> Instruction 1: In the essay on Joseph and the Men's Movement, which biblical story does Rabbi Rami Shapiro see as showing the conflict between the animal and the civilized?
> Instruction 2: Rewrite the stretch of the essay on Joseph and the Men's Movement from "I participated in" through "weakness, and accomplishment?", putting "support group" in place of "discussion group".

**** Source text ****

The Torah tells the story as though Potiphar’s wife is a predator. Privileged, with power, she is not to be refused. This is certainly possible, but it is also possible that there was a mutual attraction and some flirting. When the power dynamic is vastly uneven, romantic possibilities can be fraught with complexity and misunderstanding. There is also the possibility that Joseph is at first receptive to her advances, but at the last minute realizes the sins and halts the affair.
There are many stories told about sexual predation—and tragically this is too often true. But, sometimes, the culprit in romantic disasters is nothing more than misunderstanding—or ineptitude.
Take the story in the Netflix series, Unorthodox, where a young woman breaks free from Satmar Hassidism and an unfulfilling marriage. Pushed into an arranged marriage, the young woman and her husband experience “problems in bed.” She has some physical issues, and he is not sensitive or helpful. As the story is told, he is a real problem. But, we should ask, where would a young ultra-Orthodox man get the training or experience to be what his wife needs? She is not the only neophyte in the relationship. Haredi boys do not date or discuss these subjects and get as little information as their wives. For most in the Haredi environment, relationships develop and, with or without happiness, procreation takes place. But, when problems occur, the resources and sensibilities to remedy them are extremely limited. In other words, the young husband may not be the bad guy. He may just be inexperienced, unprepared, and inept.
Enter Robert Bly, the poet and guiding voice of the “Men’s Movement” of the 1980s and 1990s. Mr. Bly, who passed away last week, believed that modern men are emotionally stunted because the skills of how to be a mature man have not been passed down or prized in modern society. His work is both complicated and controversial, but there is much sense in it. The insights are not meant to excuse bad behavior in men but to help men exert responsible and creative stewardship over their animalistic sides, learning how to balance the animal and the angelic.
Rabbi Rami Shapiro did some interesting work on this notion, seeing this conflict between the animal and the civilized in the story of Jacob and Esau. Could every man have both an Esau side and a Jacob side—and must these two innate proclivities wrestle in order for menstchlikeit (full humanity) to be achieved?
I participated in a “men’s discussion group” back in the 1990s, and it was very interesting how these mature and successful men still grappled with a host of competing masculine ideals and definitions of success. While detractors of the Men’s Movement spoke of foolishness (men beating drums in the woods) or wimpiness (grown men whining and weeping), my limited experience was quite mature, realistic, and poignant. Which, among the many models of male success, should a man choose and upon whose insistence? How does one achieve success or confidence in the many and varied realms of life—adjudicating the possibilities of male strength, restraint, courage, kindness, judgment, weakness, and accomplishment?
Joseph in the Bible is certainly challenged in a number of different realms. As a boy, he is the favorite son, coddled and spoiled by his elderly, detached, and grieving father. Oblivious to—or in spite of—his brothers’ jealousy, he seeks continued approval from his father by tattling on his brothers. He prances around in his special clothes (Midrash), refusing to take on the responsibilities of adulthood. Though he cannot control his dreams, he insists on sharing them and lording his visions over his brothers. He suffers kidnapping and slavery and is tempted by his master’s wife. He is imprisoned and abandoned by his friends. Finally, he is raised to a high and powerful office, but he still harbors emotional distress—a turmoil that comes to the surface when his unknowing brothers appear before him to procure food during the famine.

**** Items ****

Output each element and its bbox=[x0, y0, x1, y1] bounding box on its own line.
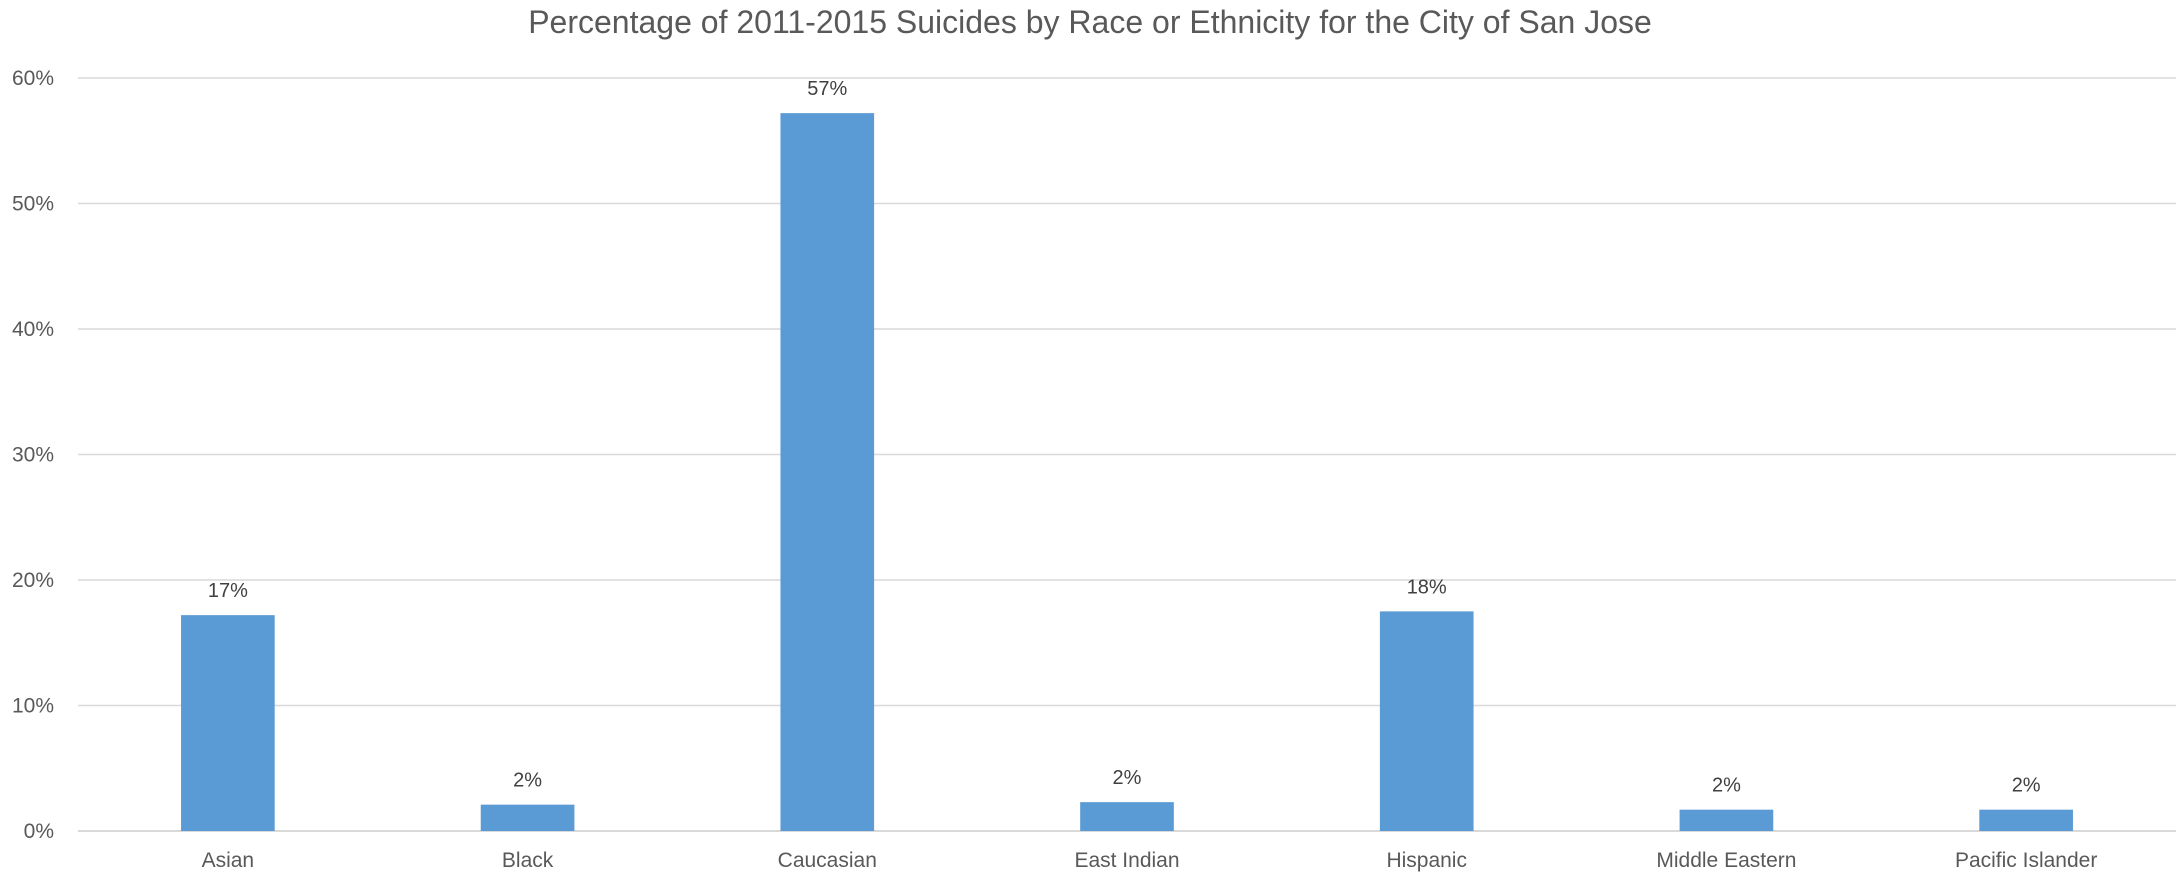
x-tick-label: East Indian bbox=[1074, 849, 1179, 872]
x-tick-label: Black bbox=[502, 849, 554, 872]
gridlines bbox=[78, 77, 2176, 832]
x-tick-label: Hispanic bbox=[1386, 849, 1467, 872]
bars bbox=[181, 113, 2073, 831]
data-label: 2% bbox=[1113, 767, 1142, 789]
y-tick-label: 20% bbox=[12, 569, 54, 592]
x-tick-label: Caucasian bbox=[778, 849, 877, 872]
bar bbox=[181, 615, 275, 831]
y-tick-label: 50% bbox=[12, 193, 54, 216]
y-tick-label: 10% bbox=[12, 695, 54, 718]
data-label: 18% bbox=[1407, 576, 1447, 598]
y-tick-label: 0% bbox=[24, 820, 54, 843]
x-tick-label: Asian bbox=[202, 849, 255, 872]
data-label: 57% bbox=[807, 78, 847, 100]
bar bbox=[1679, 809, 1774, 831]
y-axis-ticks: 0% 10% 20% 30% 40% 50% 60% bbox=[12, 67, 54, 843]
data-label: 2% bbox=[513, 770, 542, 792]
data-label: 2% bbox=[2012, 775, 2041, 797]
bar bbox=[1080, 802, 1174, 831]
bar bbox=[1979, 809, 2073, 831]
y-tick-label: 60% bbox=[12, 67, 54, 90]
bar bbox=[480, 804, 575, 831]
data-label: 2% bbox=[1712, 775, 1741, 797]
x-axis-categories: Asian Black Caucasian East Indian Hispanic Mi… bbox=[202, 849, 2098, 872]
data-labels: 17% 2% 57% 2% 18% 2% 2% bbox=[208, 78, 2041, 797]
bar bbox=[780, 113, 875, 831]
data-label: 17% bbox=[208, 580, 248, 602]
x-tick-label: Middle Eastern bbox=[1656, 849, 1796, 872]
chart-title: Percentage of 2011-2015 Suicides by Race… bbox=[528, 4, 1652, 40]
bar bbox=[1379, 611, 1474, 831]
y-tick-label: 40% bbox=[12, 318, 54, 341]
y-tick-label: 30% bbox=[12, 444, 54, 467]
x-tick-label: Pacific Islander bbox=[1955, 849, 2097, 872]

****
**** Items ****

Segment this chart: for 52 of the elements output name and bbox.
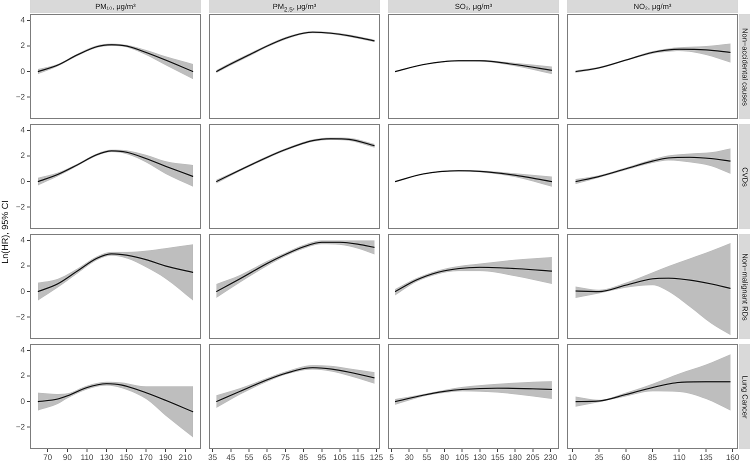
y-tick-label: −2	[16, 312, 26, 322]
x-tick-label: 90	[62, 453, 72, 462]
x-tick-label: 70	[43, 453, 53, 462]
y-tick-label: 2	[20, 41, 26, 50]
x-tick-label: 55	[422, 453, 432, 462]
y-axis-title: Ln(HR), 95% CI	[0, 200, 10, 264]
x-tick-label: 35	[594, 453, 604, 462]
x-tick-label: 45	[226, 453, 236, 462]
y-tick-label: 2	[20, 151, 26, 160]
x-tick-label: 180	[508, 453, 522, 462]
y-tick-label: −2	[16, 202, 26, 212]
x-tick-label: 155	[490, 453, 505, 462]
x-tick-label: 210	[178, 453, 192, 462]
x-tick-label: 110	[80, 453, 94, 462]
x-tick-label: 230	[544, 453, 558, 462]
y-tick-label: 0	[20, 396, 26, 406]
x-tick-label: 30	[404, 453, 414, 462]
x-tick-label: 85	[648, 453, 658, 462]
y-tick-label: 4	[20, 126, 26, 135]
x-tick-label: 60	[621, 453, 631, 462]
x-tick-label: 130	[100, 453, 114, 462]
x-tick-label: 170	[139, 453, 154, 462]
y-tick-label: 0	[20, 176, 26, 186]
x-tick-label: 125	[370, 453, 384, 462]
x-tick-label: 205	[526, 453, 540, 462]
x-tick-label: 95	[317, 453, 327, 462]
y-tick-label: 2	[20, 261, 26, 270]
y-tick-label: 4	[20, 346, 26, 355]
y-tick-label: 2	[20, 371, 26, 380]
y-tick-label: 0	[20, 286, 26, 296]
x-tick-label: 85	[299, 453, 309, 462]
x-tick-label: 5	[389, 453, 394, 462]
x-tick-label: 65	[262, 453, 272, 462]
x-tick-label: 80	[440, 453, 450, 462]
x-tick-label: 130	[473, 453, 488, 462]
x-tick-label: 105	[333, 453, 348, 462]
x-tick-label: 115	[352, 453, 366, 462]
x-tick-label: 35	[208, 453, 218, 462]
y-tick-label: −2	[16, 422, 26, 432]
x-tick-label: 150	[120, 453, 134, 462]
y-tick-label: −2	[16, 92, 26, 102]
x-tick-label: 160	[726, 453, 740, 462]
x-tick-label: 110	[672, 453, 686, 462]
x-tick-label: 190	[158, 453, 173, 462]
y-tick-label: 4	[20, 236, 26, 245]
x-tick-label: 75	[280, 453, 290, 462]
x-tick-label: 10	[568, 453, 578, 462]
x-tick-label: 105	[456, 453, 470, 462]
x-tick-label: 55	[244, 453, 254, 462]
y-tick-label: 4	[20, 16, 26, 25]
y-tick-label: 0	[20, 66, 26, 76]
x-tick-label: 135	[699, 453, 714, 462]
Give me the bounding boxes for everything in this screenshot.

****
**** Items ****

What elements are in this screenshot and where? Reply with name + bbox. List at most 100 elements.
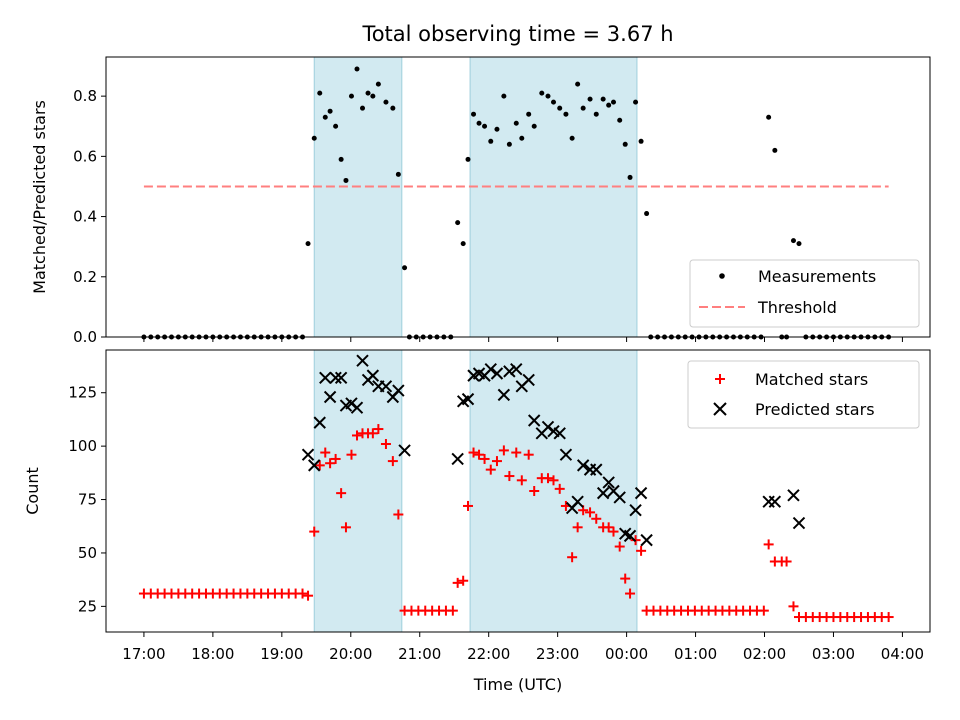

****

> Task result 1: The story of Jacob and Esau.

> Task result 2:
I participated in a “men’s support group” back in the 1990s, and it was very interesting how these mature and successful men still grappled with a host of competing masculine ideals and definitions of success. While detractors of the Men’s Movement spoke of foolishness (men beating drums in the woods) or wimpiness (grown men whining and weeping), my limited experience was quite mature, realistic, and poignant. Which, among the many models of male success, should a man choose and upon whose insistence? How does one achieve success or confidence in the many and varied realms of life—adjudicating the possibilities of male strength, restraint, courage, kindness, judgment, weakness, and accomplishment?